Exercise brief: Please print all of the material below, word for word.

Exercise input:
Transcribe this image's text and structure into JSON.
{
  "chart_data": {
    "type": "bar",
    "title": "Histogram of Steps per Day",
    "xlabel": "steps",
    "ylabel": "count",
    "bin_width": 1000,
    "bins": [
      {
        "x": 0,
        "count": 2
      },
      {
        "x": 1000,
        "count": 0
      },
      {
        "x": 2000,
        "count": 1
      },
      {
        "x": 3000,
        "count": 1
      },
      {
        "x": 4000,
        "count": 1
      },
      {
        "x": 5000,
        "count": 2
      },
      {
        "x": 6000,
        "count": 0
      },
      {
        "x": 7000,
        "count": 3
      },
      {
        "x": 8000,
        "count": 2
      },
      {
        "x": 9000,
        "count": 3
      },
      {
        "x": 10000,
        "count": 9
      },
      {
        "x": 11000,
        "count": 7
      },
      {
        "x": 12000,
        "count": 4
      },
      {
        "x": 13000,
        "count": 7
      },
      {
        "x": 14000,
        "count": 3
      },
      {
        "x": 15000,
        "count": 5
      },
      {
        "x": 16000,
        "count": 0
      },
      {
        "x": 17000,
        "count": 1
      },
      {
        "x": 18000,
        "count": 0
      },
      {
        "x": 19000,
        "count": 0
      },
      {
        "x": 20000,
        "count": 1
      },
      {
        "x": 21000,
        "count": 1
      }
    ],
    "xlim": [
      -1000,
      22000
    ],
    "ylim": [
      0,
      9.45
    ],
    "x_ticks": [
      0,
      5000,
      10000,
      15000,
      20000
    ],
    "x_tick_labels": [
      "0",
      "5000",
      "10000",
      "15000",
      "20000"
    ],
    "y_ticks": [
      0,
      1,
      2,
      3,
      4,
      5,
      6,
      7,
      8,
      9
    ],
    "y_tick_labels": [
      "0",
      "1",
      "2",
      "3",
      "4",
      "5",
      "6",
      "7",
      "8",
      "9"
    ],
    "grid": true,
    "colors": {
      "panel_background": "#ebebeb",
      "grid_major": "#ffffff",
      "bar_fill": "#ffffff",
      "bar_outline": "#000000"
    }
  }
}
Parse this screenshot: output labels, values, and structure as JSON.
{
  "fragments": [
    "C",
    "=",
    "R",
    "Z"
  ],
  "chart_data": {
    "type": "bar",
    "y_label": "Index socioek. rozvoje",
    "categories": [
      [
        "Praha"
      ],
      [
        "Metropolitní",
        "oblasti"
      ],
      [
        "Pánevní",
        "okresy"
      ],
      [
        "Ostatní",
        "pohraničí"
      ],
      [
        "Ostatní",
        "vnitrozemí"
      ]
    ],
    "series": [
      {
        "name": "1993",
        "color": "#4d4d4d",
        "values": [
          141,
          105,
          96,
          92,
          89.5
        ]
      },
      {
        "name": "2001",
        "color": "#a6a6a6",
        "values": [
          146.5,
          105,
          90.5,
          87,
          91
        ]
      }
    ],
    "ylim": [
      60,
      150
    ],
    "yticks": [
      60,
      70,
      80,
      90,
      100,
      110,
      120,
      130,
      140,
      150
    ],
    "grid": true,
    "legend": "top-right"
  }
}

Complete output:
Transcribe this image's text and structure into JSON.
{
  "chart_data": {
    "type": "bar",
    "title": "Histogram of Steps per Day",
    "xlabel": "steps",
    "ylabel": "count",
    "bin_width": 1000,
    "bins": [
      {
        "x": 0,
        "count": 2
      },
      {
        "x": 1000,
        "count": 0
      },
      {
        "x": 2000,
        "count": 1
      },
      {
        "x": 3000,
        "count": 1
      },
      {
        "x": 4000,
        "count": 1
      },
      {
        "x": 5000,
        "count": 2
      },
      {
        "x": 6000,
        "count": 0
      },
      {
        "x": 7000,
        "count": 3
      },
      {
        "x": 8000,
        "count": 2
      },
      {
        "x": 9000,
        "count": 3
      },
      {
        "x": 10000,
        "count": 9
      },
      {
        "x": 11000,
        "count": 7
      },
      {
        "x": 12000,
        "count": 4
      },
      {
        "x": 13000,
        "count": 7
      },
      {
        "x": 14000,
        "count": 3
      },
      {
        "x": 15000,
        "count": 5
      },
      {
        "x": 16000,
        "count": 0
      },
      {
        "x": 17000,
        "count": 1
      },
      {
        "x": 18000,
        "count": 0
      },
      {
        "x": 19000,
        "count": 0
      },
      {
        "x": 20000,
        "count": 1
      },
      {
        "x": 21000,
        "count": 1
      }
    ],
    "xlim": [
      -1000,
      22000
    ],
    "ylim": [
      0,
      9.45
    ],
    "x_ticks": [
      0,
      5000,
      10000,
      15000,
      20000
    ],
    "x_tick_labels": [
      "0",
      "5000",
      "10000",
      "15000",
      "20000"
    ],
    "y_ticks": [
      0,
      1,
      2,
      3,
      4,
      5,
      6,
      7,
      8,
      9
    ],
    "y_tick_labels": [
      "0",
      "1",
      "2",
      "3",
      "4",
      "5",
      "6",
      "7",
      "8",
      "9"
    ],
    "grid": true,
    "colors": {
      "panel_background": "#ebebeb",
      "grid_major": "#ffffff",
      "bar_fill": "#ffffff",
      "bar_outline": "#000000"
    }
  }
}
Parse this screenshot: output labels, values, and structure as JSON.
{
  "fragments": [
    "C",
    "=",
    "R",
    "Z"
  ],
  "chart_data": {
    "type": "bar",
    "y_label": "Index socioek. rozvoje",
    "categories": [
      [
        "Praha"
      ],
      [
        "Metropolitní",
        "oblasti"
      ],
      [
        "Pánevní",
        "okresy"
      ],
      [
        "Ostatní",
        "pohraničí"
      ],
      [
        "Ostatní",
        "vnitrozemí"
      ]
    ],
    "series": [
      {
        "name": "1993",
        "color": "#4d4d4d",
        "values": [
          141,
          105,
          96,
          92,
          89.5
        ]
      },
      {
        "name": "2001",
        "color": "#a6a6a6",
        "values": [
          146.5,
          105,
          90.5,
          87,
          91
        ]
      }
    ],
    "ylim": [
      60,
      150
    ],
    "yticks": [
      60,
      70,
      80,
      90,
      100,
      110,
      120,
      130,
      140,
      150
    ],
    "grid": true,
    "legend": "top-right"
  }
}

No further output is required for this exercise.